##### RECORDS SUPPLIED #####

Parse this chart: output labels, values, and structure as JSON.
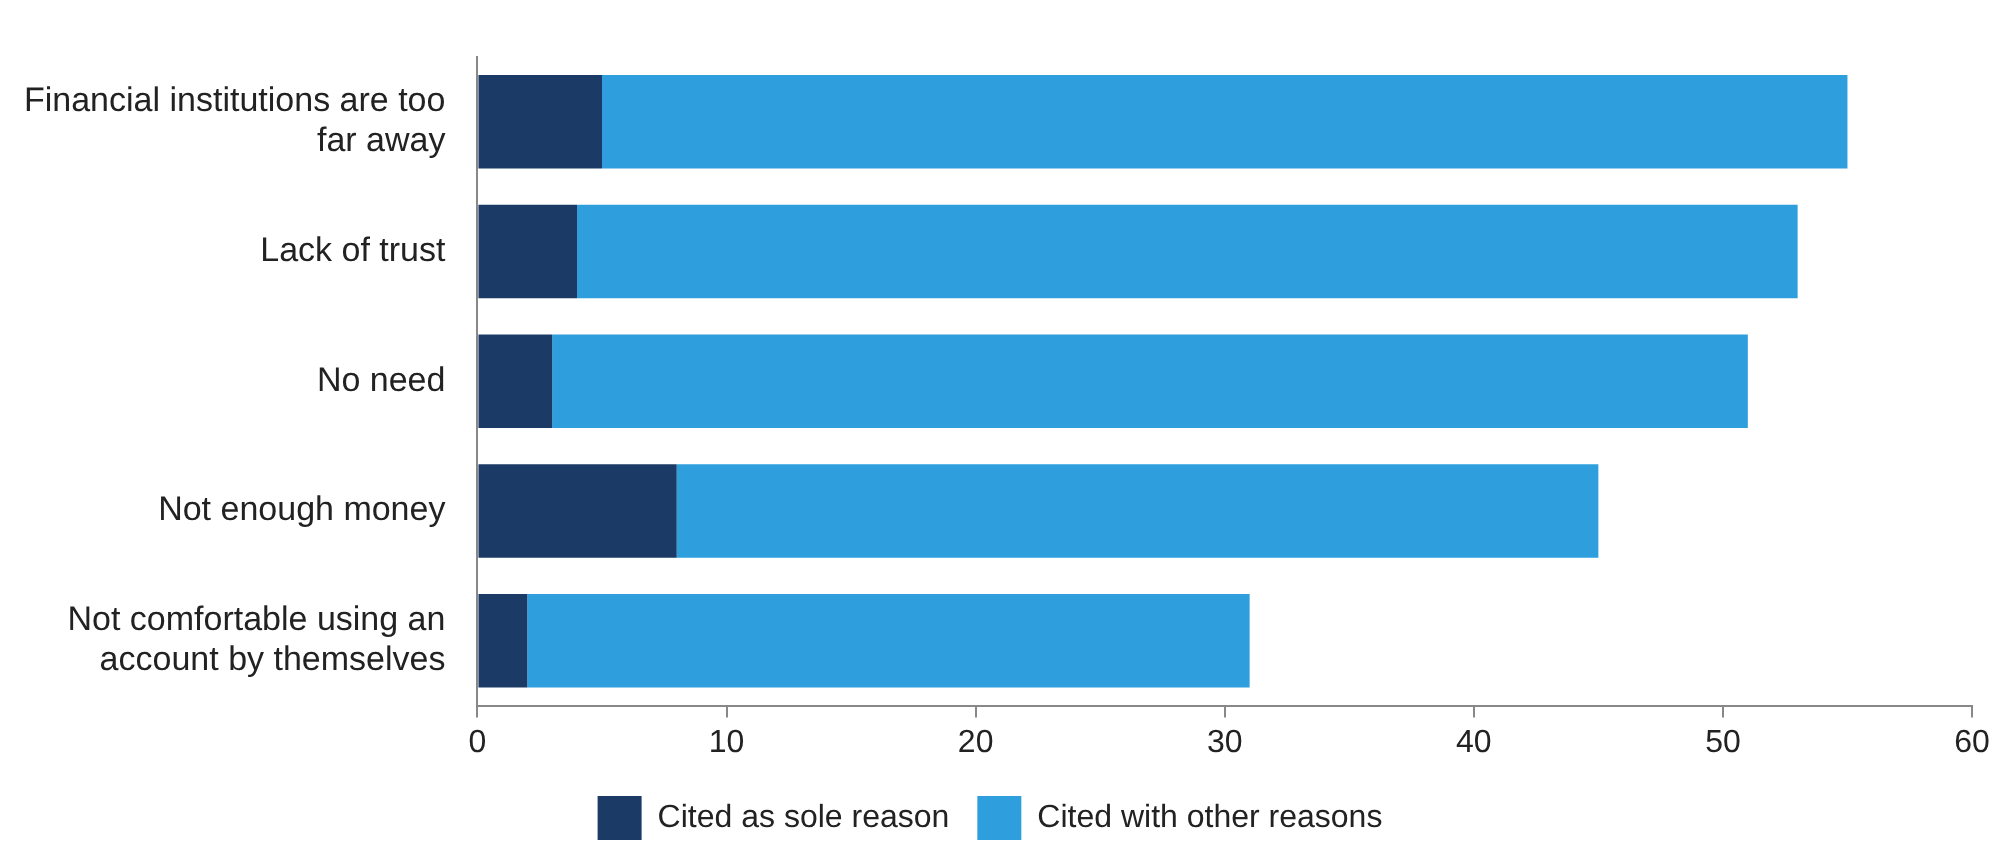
{
  "chart_data": {
    "type": "bar",
    "orientation": "horizontal",
    "stacked": true,
    "categories": [
      "Financial institutions are too far away",
      "Lack of trust",
      "No need",
      "Not enough money",
      "Not comfortable using an account by themselves"
    ],
    "series": [
      {
        "name": "Cited as sole reason",
        "color": "#1b3a66",
        "values": [
          5,
          4,
          3,
          8,
          2
        ]
      },
      {
        "name": "Cited with other reasons",
        "color": "#2e9fdc",
        "values": [
          50,
          49,
          48,
          37,
          29
        ]
      }
    ],
    "xlim": [
      0,
      60
    ],
    "xticks": [
      0,
      10,
      20,
      30,
      40,
      50,
      60
    ],
    "legend": "bottom",
    "grid": false
  }
}
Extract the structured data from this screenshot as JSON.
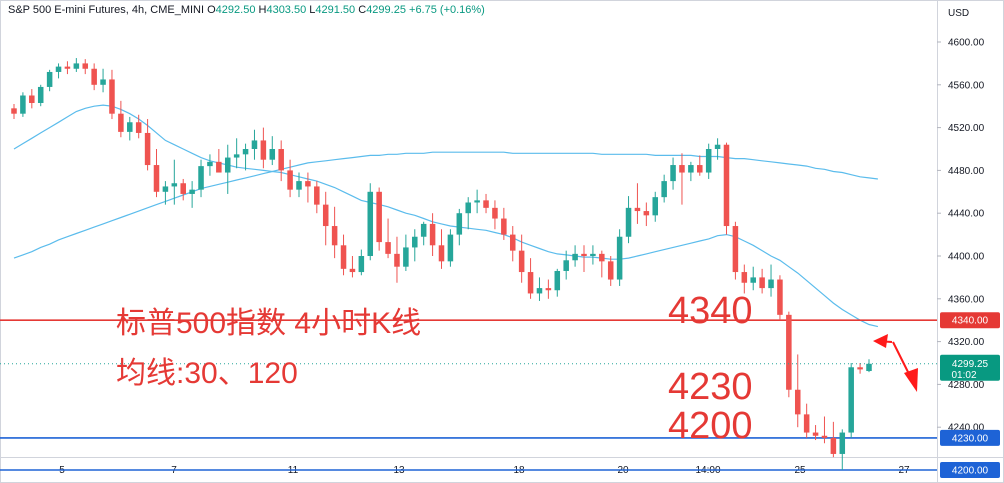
{
  "header": {
    "symbol": "S&P 500 E-mini Futures, 4h, CME_MINI",
    "open_label": "O",
    "open": "4292.50",
    "high_label": "H",
    "high": "4303.50",
    "low_label": "L",
    "low": "4291.50",
    "close_label": "C",
    "close": "4299.25",
    "change": "+6.75 (+0.16%)"
  },
  "annotations": {
    "title_cn": "标普500指数 4小时K线",
    "ma_cn": "均线:30、120",
    "level_4340": "4340",
    "level_4230": "4230",
    "level_4200": "4200"
  },
  "axis": {
    "currency": "USD",
    "price_ticks": [
      "4600.00",
      "4560.00",
      "4520.00",
      "4480.00",
      "4440.00",
      "4400.00",
      "4360.00",
      "4320.00",
      "4280.00",
      "4240.00"
    ],
    "time_ticks": [
      "5",
      "7",
      "11",
      "13",
      "18",
      "20",
      "14:00",
      "25",
      "27"
    ]
  },
  "price_badges": [
    {
      "label": "4340.00",
      "value": 4340,
      "color": "#e53935"
    },
    {
      "label": "4230.00",
      "value": 4230,
      "color": "#1e63d6"
    },
    {
      "label": "4200.00",
      "value": 4200,
      "color": "#1e63d6"
    }
  ],
  "last_price": {
    "label": "4299.25",
    "countdown": "01:02",
    "value": 4299.25,
    "color": "#089981"
  },
  "colors": {
    "up": "#26a69a",
    "down": "#ef5350",
    "ma": "#5bbcec",
    "support": "#1e63d6",
    "resistance": "#e53935"
  },
  "chart_data": {
    "type": "candlestick",
    "timeframe": "4h",
    "y_unit": "USD",
    "ylim": [
      4195,
      4615
    ],
    "horizontal_levels": [
      4340,
      4230,
      4200
    ],
    "series": [
      {
        "name": "K",
        "ohlc": [
          [
            4538,
            4542,
            4528,
            4533
          ],
          [
            4533,
            4553,
            4530,
            4550
          ],
          [
            4550,
            4556,
            4538,
            4543
          ],
          [
            4543,
            4560,
            4540,
            4558
          ],
          [
            4558,
            4574,
            4554,
            4572
          ],
          [
            4572,
            4580,
            4566,
            4577
          ],
          [
            4577,
            4582,
            4570,
            4575
          ],
          [
            4575,
            4585,
            4572,
            4580
          ],
          [
            4580,
            4584,
            4570,
            4575
          ],
          [
            4575,
            4580,
            4555,
            4560
          ],
          [
            4560,
            4575,
            4553,
            4565
          ],
          [
            4565,
            4574,
            4528,
            4533
          ],
          [
            4533,
            4545,
            4511,
            4516
          ],
          [
            4516,
            4530,
            4508,
            4525
          ],
          [
            4525,
            4532,
            4510,
            4515
          ],
          [
            4515,
            4528,
            4480,
            4485
          ],
          [
            4485,
            4500,
            4455,
            4460
          ],
          [
            4460,
            4470,
            4448,
            4465
          ],
          [
            4465,
            4490,
            4448,
            4468
          ],
          [
            4468,
            4472,
            4452,
            4458
          ],
          [
            4458,
            4470,
            4445,
            4462
          ],
          [
            4462,
            4490,
            4455,
            4484
          ],
          [
            4484,
            4495,
            4475,
            4488
          ],
          [
            4488,
            4500,
            4480,
            4478
          ],
          [
            4478,
            4504,
            4458,
            4492
          ],
          [
            4492,
            4510,
            4482,
            4495
          ],
          [
            4495,
            4505,
            4480,
            4500
          ],
          [
            4500,
            4518,
            4490,
            4508
          ],
          [
            4508,
            4520,
            4482,
            4490
          ],
          [
            4490,
            4512,
            4485,
            4500
          ],
          [
            4500,
            4508,
            4470,
            4480
          ],
          [
            4480,
            4490,
            4455,
            4462
          ],
          [
            4462,
            4478,
            4455,
            4470
          ],
          [
            4470,
            4478,
            4450,
            4465
          ],
          [
            4465,
            4470,
            4440,
            4448
          ],
          [
            4448,
            4460,
            4410,
            4428
          ],
          [
            4428,
            4446,
            4398,
            4410
          ],
          [
            4410,
            4420,
            4382,
            4388
          ],
          [
            4388,
            4400,
            4380,
            4385
          ],
          [
            4385,
            4406,
            4382,
            4400
          ],
          [
            4400,
            4468,
            4396,
            4460
          ],
          [
            4460,
            4464,
            4405,
            4413
          ],
          [
            4413,
            4435,
            4398,
            4402
          ],
          [
            4402,
            4418,
            4375,
            4390
          ],
          [
            4390,
            4420,
            4386,
            4408
          ],
          [
            4408,
            4425,
            4395,
            4418
          ],
          [
            4418,
            4432,
            4410,
            4430
          ],
          [
            4430,
            4440,
            4400,
            4410
          ],
          [
            4410,
            4425,
            4388,
            4395
          ],
          [
            4395,
            4425,
            4390,
            4420
          ],
          [
            4420,
            4444,
            4410,
            4440
          ],
          [
            4440,
            4455,
            4425,
            4450
          ],
          [
            4450,
            4462,
            4440,
            4452
          ],
          [
            4452,
            4458,
            4440,
            4445
          ],
          [
            4445,
            4452,
            4425,
            4435
          ],
          [
            4435,
            4445,
            4415,
            4420
          ],
          [
            4420,
            4428,
            4395,
            4405
          ],
          [
            4405,
            4420,
            4375,
            4385
          ],
          [
            4385,
            4398,
            4360,
            4365
          ],
          [
            4365,
            4380,
            4358,
            4370
          ],
          [
            4370,
            4378,
            4360,
            4368
          ],
          [
            4368,
            4388,
            4362,
            4386
          ],
          [
            4386,
            4405,
            4378,
            4396
          ],
          [
            4396,
            4410,
            4390,
            4402
          ],
          [
            4402,
            4410,
            4385,
            4400
          ],
          [
            4400,
            4410,
            4392,
            4402
          ],
          [
            4402,
            4405,
            4380,
            4395
          ],
          [
            4395,
            4400,
            4372,
            4378
          ],
          [
            4378,
            4425,
            4372,
            4418
          ],
          [
            4418,
            4456,
            4412,
            4445
          ],
          [
            4445,
            4468,
            4430,
            4442
          ],
          [
            4442,
            4450,
            4428,
            4438
          ],
          [
            4438,
            4460,
            4432,
            4455
          ],
          [
            4455,
            4476,
            4450,
            4470
          ],
          [
            4470,
            4492,
            4462,
            4485
          ],
          [
            4485,
            4496,
            4448,
            4478
          ],
          [
            4478,
            4488,
            4470,
            4485
          ],
          [
            4485,
            4494,
            4475,
            4478
          ],
          [
            4478,
            4505,
            4472,
            4500
          ],
          [
            4500,
            4510,
            4490,
            4504
          ],
          [
            4504,
            4506,
            4420,
            4428
          ],
          [
            4428,
            4432,
            4378,
            4385
          ],
          [
            4385,
            4392,
            4365,
            4375
          ],
          [
            4375,
            4390,
            4368,
            4380
          ],
          [
            4380,
            4388,
            4365,
            4370
          ],
          [
            4370,
            4392,
            4362,
            4378
          ],
          [
            4378,
            4382,
            4340,
            4345
          ],
          [
            4345,
            4348,
            4268,
            4275
          ],
          [
            4275,
            4308,
            4240,
            4252
          ],
          [
            4252,
            4262,
            4230,
            4235
          ],
          [
            4235,
            4242,
            4228,
            4232
          ],
          [
            4232,
            4250,
            4225,
            4230
          ],
          [
            4230,
            4245,
            4212,
            4215
          ],
          [
            4215,
            4238,
            4200,
            4235
          ],
          [
            4235,
            4300,
            4230,
            4296
          ],
          [
            4296,
            4300,
            4290,
            4294
          ],
          [
            4292.5,
            4303.5,
            4291.5,
            4299.25
          ]
        ]
      },
      {
        "name": "MA30",
        "y": [
          4500,
          4505,
          4510,
          4515,
          4520,
          4525,
          4530,
          4535,
          4538,
          4540,
          4541,
          4540,
          4537,
          4533,
          4528,
          4522,
          4515,
          4508,
          4504,
          4500,
          4496,
          4492,
          4489,
          4487,
          4485,
          4483,
          4482,
          4481,
          4480,
          4479,
          4478,
          4476,
          4474,
          4472,
          4470,
          4467,
          4464,
          4460,
          4456,
          4452,
          4450,
          4448,
          4446,
          4443,
          4440,
          4438,
          4435,
          4432,
          4430,
          4428,
          4427,
          4426,
          4425,
          4424,
          4422,
          4420,
          4417,
          4413,
          4410,
          4407,
          4404,
          4402,
          4401,
          4400,
          4399,
          4399,
          4398,
          4397,
          4397,
          4398,
          4400,
          4402,
          4404,
          4406,
          4408,
          4410,
          4412,
          4414,
          4416,
          4419,
          4420,
          4418,
          4414,
          4410,
          4405,
          4400,
          4396,
          4390,
          4384,
          4377,
          4370,
          4363,
          4356,
          4350,
          4345,
          4340,
          4336,
          4334
        ]
      },
      {
        "name": "MA120",
        "y": [
          4398,
          4401,
          4404,
          4408,
          4411,
          4415,
          4418,
          4421,
          4424,
          4427,
          4430,
          4433,
          4436,
          4439,
          4442,
          4445,
          4448,
          4451,
          4454,
          4457,
          4460,
          4463,
          4465,
          4467,
          4469,
          4471,
          4473,
          4475,
          4477,
          4479,
          4481,
          4483,
          4485,
          4487,
          4488,
          4489,
          4490,
          4491,
          4492,
          4493,
          4494,
          4494,
          4495,
          4495,
          4496,
          4496,
          4496,
          4497,
          4497,
          4497,
          4497,
          4497,
          4497,
          4497,
          4497,
          4497,
          4496,
          4496,
          4496,
          4496,
          4496,
          4496,
          4496,
          4496,
          4496,
          4496,
          4495,
          4495,
          4495,
          4495,
          4495,
          4495,
          4494,
          4494,
          4494,
          4494,
          4494,
          4493,
          4493,
          4493,
          4492,
          4491,
          4491,
          4490,
          4489,
          4488,
          4487,
          4486,
          4485,
          4484,
          4482,
          4481,
          4479,
          4478,
          4476,
          4474,
          4473,
          4472
        ]
      }
    ]
  }
}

#####

REQUEST: Go through the records and copy each line with "name" in it.

WRITTEN ANSWER:
        "name": "Cited as sole reason",
        "name": "Cited with other reasons",
        "name": "K",
        "name": "MA30",
        "name": "MA120",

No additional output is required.